= What the task requires =
Check each line of the records below for the string "памяти", then state how many lines contain it, with no other output.

= Entries supplied =
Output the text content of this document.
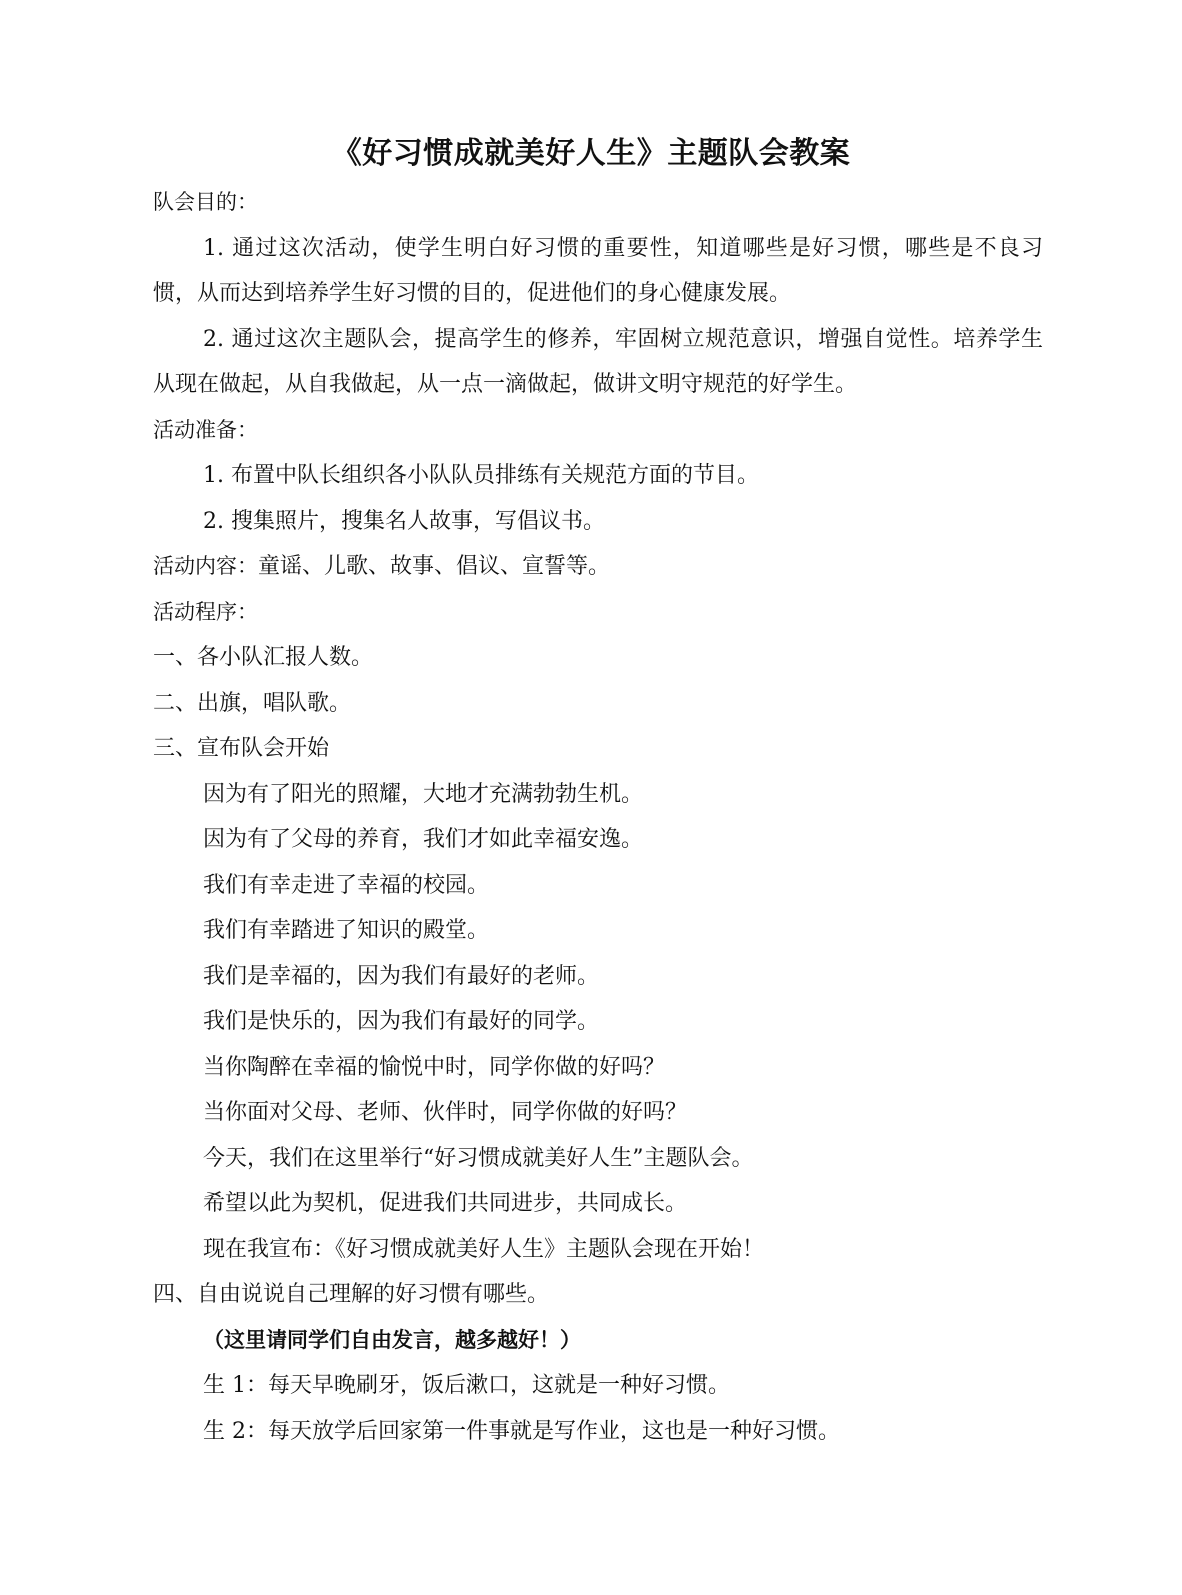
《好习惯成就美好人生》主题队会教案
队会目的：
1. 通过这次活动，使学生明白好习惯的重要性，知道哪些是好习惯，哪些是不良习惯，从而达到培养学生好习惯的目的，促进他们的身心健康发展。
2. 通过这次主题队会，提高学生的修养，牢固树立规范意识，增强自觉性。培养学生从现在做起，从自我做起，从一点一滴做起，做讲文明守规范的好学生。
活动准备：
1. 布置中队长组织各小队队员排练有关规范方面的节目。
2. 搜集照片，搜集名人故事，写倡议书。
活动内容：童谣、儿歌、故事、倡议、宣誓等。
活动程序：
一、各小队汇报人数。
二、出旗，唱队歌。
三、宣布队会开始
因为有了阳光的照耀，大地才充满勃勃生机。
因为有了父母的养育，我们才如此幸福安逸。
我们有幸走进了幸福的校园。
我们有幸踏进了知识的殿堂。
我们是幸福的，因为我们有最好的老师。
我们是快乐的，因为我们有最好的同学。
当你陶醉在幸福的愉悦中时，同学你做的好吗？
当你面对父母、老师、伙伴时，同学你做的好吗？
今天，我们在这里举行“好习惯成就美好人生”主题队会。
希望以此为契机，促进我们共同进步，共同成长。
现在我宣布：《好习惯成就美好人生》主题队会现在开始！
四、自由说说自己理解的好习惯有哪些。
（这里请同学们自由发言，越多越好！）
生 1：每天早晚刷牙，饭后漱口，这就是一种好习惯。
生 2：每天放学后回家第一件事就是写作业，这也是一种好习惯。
--
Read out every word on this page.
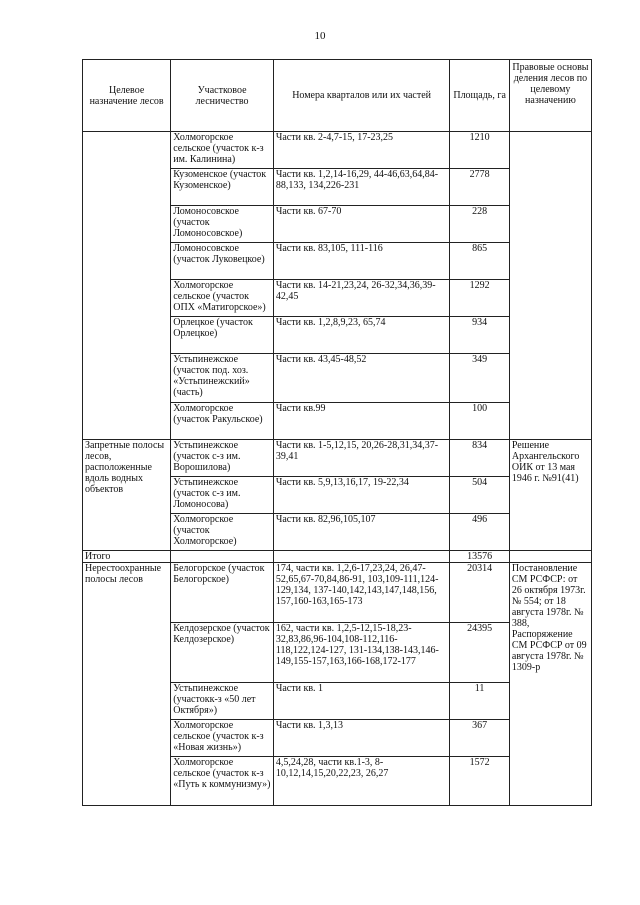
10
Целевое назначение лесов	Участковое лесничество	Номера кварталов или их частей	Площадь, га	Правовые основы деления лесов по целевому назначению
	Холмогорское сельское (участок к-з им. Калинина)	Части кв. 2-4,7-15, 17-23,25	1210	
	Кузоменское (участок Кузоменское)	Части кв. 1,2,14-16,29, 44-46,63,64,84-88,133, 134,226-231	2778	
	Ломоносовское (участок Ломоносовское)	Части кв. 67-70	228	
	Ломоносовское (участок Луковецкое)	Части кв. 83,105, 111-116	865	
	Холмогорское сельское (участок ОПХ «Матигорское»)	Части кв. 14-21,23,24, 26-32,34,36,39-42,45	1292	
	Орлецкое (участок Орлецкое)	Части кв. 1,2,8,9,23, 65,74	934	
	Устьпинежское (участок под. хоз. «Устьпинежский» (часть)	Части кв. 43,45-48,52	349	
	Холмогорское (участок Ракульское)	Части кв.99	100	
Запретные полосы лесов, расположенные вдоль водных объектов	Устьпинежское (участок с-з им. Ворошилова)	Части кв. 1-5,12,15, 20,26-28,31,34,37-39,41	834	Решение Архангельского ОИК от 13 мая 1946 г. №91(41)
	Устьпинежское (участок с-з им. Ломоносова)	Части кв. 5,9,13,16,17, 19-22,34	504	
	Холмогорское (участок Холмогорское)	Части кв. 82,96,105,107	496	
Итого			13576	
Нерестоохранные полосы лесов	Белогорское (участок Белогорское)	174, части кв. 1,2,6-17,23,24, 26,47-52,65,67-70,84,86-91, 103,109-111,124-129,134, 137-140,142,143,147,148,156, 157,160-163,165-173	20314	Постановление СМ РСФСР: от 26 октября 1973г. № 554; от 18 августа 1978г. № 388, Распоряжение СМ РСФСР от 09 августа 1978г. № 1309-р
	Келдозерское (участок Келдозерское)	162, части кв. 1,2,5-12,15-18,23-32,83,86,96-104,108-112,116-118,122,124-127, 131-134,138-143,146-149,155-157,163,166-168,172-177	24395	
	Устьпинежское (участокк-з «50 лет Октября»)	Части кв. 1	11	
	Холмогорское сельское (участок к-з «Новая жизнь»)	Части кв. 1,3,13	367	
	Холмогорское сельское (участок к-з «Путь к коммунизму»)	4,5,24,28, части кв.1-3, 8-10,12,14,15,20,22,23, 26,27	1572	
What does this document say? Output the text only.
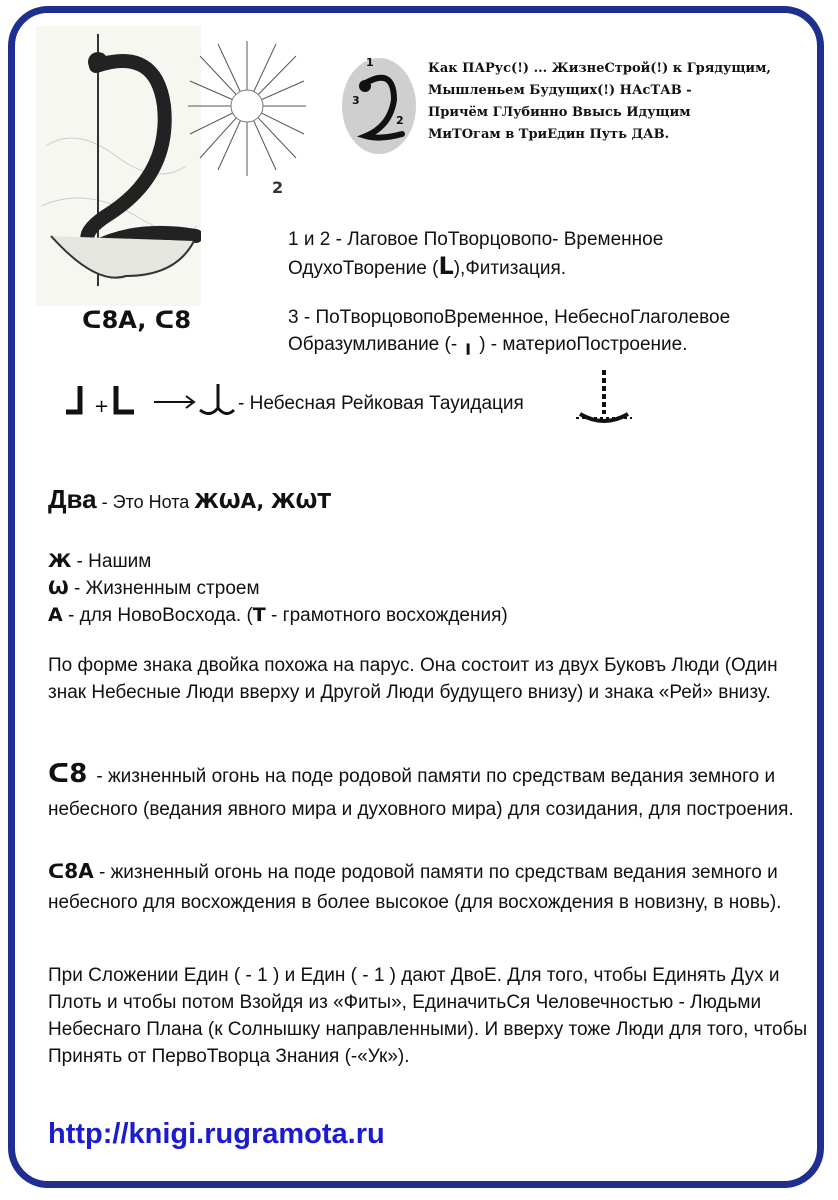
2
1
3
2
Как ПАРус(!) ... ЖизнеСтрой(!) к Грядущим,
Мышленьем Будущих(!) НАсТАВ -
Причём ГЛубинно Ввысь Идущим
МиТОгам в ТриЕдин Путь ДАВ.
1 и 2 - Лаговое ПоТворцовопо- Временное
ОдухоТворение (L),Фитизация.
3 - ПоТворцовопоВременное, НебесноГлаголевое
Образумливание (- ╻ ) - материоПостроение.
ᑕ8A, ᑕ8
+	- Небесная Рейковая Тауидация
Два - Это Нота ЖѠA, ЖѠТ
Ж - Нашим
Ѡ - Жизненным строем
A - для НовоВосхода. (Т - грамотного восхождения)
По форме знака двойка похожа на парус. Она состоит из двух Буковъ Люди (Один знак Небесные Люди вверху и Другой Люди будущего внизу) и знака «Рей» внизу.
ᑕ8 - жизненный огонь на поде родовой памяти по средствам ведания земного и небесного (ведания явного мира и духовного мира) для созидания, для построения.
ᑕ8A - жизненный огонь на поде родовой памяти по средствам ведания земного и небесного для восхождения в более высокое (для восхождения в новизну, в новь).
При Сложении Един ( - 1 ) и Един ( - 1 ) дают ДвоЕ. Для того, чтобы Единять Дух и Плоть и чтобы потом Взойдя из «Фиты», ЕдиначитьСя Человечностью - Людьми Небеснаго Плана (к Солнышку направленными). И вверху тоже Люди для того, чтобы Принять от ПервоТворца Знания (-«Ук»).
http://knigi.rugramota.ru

= The response =
2